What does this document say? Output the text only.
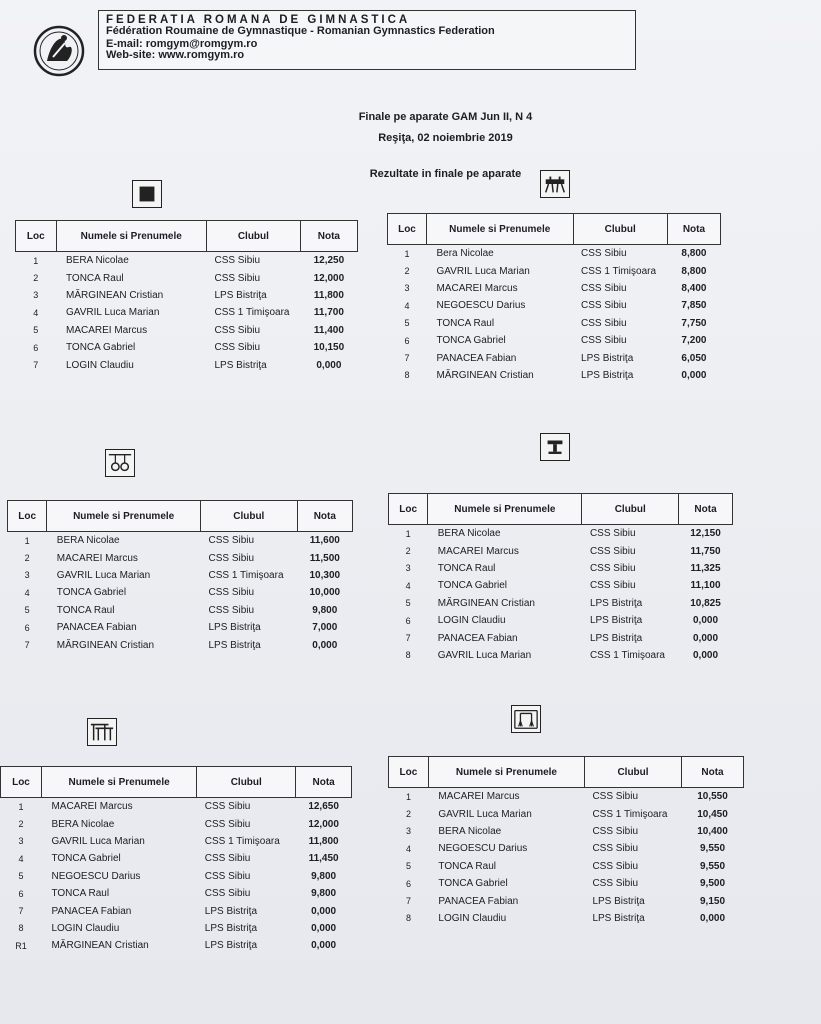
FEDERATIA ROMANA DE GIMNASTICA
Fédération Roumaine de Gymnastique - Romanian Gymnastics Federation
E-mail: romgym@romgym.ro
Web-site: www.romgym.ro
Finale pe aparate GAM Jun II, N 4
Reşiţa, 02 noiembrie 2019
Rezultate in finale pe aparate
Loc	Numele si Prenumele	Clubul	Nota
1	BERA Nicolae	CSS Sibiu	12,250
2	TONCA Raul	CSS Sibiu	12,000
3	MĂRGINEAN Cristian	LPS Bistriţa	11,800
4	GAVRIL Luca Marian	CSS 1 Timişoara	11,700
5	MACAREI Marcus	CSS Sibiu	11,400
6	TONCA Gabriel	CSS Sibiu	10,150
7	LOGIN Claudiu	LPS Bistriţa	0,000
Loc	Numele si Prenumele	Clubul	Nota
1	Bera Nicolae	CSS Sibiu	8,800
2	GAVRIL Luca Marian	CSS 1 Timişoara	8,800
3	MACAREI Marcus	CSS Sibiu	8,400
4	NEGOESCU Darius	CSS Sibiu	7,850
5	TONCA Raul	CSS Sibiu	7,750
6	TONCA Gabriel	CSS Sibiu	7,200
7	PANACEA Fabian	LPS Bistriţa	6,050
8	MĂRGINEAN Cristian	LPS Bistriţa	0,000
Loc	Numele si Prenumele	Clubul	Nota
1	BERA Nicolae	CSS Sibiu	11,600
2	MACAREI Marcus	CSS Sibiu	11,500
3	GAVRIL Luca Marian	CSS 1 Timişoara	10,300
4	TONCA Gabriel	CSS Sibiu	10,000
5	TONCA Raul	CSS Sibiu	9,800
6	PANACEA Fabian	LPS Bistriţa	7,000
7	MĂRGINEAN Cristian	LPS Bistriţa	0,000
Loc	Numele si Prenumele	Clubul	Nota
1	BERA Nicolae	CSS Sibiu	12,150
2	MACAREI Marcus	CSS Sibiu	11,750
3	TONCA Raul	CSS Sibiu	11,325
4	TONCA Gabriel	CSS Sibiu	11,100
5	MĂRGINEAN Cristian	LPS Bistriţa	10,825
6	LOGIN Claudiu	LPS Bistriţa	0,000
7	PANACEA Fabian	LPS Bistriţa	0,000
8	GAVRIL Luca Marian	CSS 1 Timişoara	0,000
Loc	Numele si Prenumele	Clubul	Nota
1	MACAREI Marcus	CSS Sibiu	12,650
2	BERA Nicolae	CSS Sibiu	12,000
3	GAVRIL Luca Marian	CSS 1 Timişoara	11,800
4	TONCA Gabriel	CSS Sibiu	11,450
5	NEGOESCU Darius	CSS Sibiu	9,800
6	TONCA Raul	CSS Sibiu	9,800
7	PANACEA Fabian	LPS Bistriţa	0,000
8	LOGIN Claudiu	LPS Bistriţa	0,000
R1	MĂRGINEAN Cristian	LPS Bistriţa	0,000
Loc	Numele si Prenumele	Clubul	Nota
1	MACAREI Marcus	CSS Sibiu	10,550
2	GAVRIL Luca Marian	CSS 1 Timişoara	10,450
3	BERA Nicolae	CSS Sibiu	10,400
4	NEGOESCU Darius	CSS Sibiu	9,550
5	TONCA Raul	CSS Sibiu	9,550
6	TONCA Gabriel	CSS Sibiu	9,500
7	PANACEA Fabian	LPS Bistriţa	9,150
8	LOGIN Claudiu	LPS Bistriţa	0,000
====================
◆ **THE REQUEST**: Write out again every line above exactly as given; the pictures do not belong in the copy.

◆ **THE COMPLETED TASK**:
What does this document say? Output the text only.
FEDERATIA ROMANA DE GIMNASTICA
Fédération Roumaine de Gymnastique - Romanian Gymnastics Federation
E-mail: romgym@romgym.ro
Web-site: www.romgym.ro
Finale pe aparate GAM Jun II, N 4
Reşiţa, 02 noiembrie 2019
Rezultate in finale pe aparate
Loc	Numele si Prenumele	Clubul	Nota
1	BERA Nicolae	CSS Sibiu	12,250
2	TONCA Raul	CSS Sibiu	12,000
3	MĂRGINEAN Cristian	LPS Bistriţa	11,800
4	GAVRIL Luca Marian	CSS 1 Timişoara	11,700
5	MACAREI Marcus	CSS Sibiu	11,400
6	TONCA Gabriel	CSS Sibiu	10,150
7	LOGIN Claudiu	LPS Bistriţa	0,000
Loc	Numele si Prenumele	Clubul	Nota
1	Bera Nicolae	CSS Sibiu	8,800
2	GAVRIL Luca Marian	CSS 1 Timişoara	8,800
3	MACAREI Marcus	CSS Sibiu	8,400
4	NEGOESCU Darius	CSS Sibiu	7,850
5	TONCA Raul	CSS Sibiu	7,750
6	TONCA Gabriel	CSS Sibiu	7,200
7	PANACEA Fabian	LPS Bistriţa	6,050
8	MĂRGINEAN Cristian	LPS Bistriţa	0,000
Loc	Numele si Prenumele	Clubul	Nota
1	BERA Nicolae	CSS Sibiu	11,600
2	MACAREI Marcus	CSS Sibiu	11,500
3	GAVRIL Luca Marian	CSS 1 Timişoara	10,300
4	TONCA Gabriel	CSS Sibiu	10,000
5	TONCA Raul	CSS Sibiu	9,800
6	PANACEA Fabian	LPS Bistriţa	7,000
7	MĂRGINEAN Cristian	LPS Bistriţa	0,000
Loc	Numele si Prenumele	Clubul	Nota
1	BERA Nicolae	CSS Sibiu	12,150
2	MACAREI Marcus	CSS Sibiu	11,750
3	TONCA Raul	CSS Sibiu	11,325
4	TONCA Gabriel	CSS Sibiu	11,100
5	MĂRGINEAN Cristian	LPS Bistriţa	10,825
6	LOGIN Claudiu	LPS Bistriţa	0,000
7	PANACEA Fabian	LPS Bistriţa	0,000
8	GAVRIL Luca Marian	CSS 1 Timişoara	0,000
Loc	Numele si Prenumele	Clubul	Nota
1	MACAREI Marcus	CSS Sibiu	12,650
2	BERA Nicolae	CSS Sibiu	12,000
3	GAVRIL Luca Marian	CSS 1 Timişoara	11,800
4	TONCA Gabriel	CSS Sibiu	11,450
5	NEGOESCU Darius	CSS Sibiu	9,800
6	TONCA Raul	CSS Sibiu	9,800
7	PANACEA Fabian	LPS Bistriţa	0,000
8	LOGIN Claudiu	LPS Bistriţa	0,000
R1	MĂRGINEAN Cristian	LPS Bistriţa	0,000
Loc	Numele si Prenumele	Clubul	Nota
1	MACAREI Marcus	CSS Sibiu	10,550
2	GAVRIL Luca Marian	CSS 1 Timişoara	10,450
3	BERA Nicolae	CSS Sibiu	10,400
4	NEGOESCU Darius	CSS Sibiu	9,550
5	TONCA Raul	CSS Sibiu	9,550
6	TONCA Gabriel	CSS Sibiu	9,500
7	PANACEA Fabian	LPS Bistriţa	9,150
8	LOGIN Claudiu	LPS Bistriţa	0,000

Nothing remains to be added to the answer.